===== Passage
We have everything to solve the problem: starting from $t=T-1$ we find $\lambda (t, s)$ via \eqref{eq:lambda_iterative_p1}, \eqref{eq:lambda_iterative_p2} and then use it calculate $V^*(s)$ for all positions $s$. This procedure is repeated for $t=T-2, T-3, \ldots 0$.

Solution for a sample problem

In our example the impenetrable points are moving and have 3 distinct states that repeat in the same order.

Full map
Map created with Tiled

The python code that is used to solve this problem can be found in this Github repository. The optimal path for the case of starting from $s=(2,0)$ can be found in the image below. The optimal decisions for each one of the three map states (the three states of the moving obstacle in the 1st, 3rd column of the map) are given below. Under the best possible action $k$ $(k=0,1,2,3,4)$ you can also see the corresponding probability of $ \rho_k $.
==========
===== Data
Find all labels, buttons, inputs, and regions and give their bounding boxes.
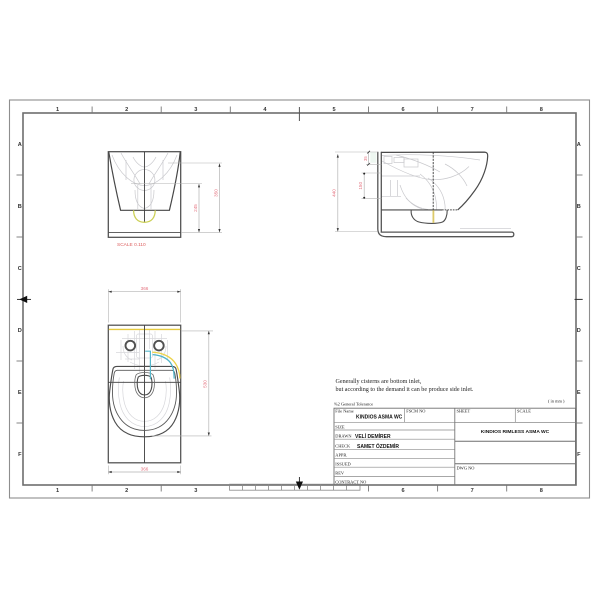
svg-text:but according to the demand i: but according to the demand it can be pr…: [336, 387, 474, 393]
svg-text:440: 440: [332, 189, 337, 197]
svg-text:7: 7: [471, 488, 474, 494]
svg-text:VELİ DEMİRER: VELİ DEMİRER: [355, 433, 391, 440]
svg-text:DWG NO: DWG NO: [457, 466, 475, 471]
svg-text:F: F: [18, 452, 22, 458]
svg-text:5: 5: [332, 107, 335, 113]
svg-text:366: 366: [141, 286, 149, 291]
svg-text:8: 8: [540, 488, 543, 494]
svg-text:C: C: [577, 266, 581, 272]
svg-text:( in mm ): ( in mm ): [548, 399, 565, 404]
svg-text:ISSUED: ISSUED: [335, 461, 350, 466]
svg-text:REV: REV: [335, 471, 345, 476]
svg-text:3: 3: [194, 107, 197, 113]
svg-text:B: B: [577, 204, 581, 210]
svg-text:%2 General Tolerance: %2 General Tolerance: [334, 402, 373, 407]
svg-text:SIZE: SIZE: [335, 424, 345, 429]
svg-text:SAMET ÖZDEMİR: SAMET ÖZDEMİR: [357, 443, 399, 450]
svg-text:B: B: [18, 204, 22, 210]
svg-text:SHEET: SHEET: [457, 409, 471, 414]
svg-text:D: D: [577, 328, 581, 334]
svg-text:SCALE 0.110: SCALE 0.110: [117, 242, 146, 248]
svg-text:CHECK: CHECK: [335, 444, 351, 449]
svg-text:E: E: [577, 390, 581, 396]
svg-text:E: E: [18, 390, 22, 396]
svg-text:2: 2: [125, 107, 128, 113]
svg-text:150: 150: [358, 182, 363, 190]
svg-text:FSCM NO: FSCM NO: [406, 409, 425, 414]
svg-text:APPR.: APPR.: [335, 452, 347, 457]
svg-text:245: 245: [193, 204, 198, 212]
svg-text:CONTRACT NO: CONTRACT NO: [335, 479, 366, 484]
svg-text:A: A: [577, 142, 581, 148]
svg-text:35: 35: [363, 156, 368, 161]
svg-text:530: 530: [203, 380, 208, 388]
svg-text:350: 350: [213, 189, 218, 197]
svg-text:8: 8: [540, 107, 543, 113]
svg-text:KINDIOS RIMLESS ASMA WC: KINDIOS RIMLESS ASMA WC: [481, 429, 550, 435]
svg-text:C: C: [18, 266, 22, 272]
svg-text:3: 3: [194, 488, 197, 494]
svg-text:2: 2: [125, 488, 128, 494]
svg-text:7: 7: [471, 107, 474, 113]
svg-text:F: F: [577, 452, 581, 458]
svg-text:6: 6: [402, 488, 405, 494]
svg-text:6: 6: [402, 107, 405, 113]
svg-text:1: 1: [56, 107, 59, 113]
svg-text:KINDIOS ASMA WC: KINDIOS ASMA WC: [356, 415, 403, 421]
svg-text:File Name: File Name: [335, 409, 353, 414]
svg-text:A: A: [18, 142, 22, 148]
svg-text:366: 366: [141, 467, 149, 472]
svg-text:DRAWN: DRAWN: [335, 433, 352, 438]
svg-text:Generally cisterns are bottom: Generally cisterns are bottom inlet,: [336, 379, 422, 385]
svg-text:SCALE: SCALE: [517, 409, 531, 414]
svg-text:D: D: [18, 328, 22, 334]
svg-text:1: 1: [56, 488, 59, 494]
==========
===== Data
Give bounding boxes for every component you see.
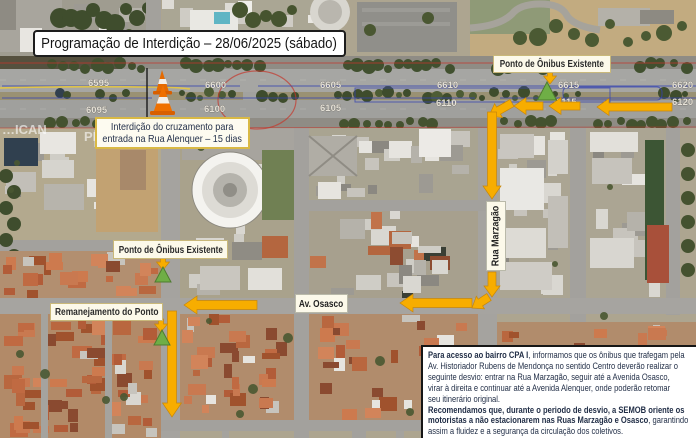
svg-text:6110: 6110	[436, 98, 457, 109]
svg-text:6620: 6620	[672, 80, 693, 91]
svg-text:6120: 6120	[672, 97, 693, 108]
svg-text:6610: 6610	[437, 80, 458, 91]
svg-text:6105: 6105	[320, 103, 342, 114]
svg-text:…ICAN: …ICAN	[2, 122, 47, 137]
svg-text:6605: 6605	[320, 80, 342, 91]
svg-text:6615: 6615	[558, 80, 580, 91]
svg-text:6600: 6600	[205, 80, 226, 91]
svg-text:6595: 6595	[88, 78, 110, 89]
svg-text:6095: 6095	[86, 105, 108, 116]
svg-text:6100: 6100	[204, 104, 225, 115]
==========
===== Data
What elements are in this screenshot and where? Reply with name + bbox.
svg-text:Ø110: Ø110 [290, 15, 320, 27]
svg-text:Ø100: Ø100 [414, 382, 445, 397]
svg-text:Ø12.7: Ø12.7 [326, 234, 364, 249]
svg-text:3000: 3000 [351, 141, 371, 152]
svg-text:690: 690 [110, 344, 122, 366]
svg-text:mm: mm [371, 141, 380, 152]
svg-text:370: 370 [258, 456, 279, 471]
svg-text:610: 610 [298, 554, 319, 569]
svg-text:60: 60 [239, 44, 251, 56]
==========
**Jobs:**
- A) Reproduce the part of the optimal-path passage starting with "We have everything" and going on through "T-3, \ldots 0$.", word for word.
- B) From the listings, write out the lines starting with the line with "svg-text:but according to" and going on through the line with "svg-text:8: 8: [540, 488, 543, 494]", keeping every character unchanged.

**Responses:**
- A)
We have everything to solve the problem: starting from $t=T-1$ we find $\lambda (t, s)$ via \eqref{eq:lambda_iterative_p1}, \eqref{eq:lambda_iterative_p2} and then use it calculate $V^*(s)$ for all positions $s$. This procedure is repeated for $t=T-2, T-3, \ldots 0$.

- B)
svg-text:but according to the demand i: but according to the demand it can be pr…: [336, 387, 474, 393]
svg-text:440: 440: [332, 189, 337, 197]
svg-text:7: 7: [471, 488, 474, 494]
svg-text:VELİ DEMİRER: VELİ DEMİRER: [355, 433, 391, 440]
svg-text:DWG NO: DWG NO: [457, 466, 475, 471]
svg-text:F: F: [18, 452, 22, 458]
svg-text:5: 5: [332, 107, 335, 113]
svg-text:366: 366: [141, 286, 149, 291]
svg-text:8: 8: [540, 488, 543, 494]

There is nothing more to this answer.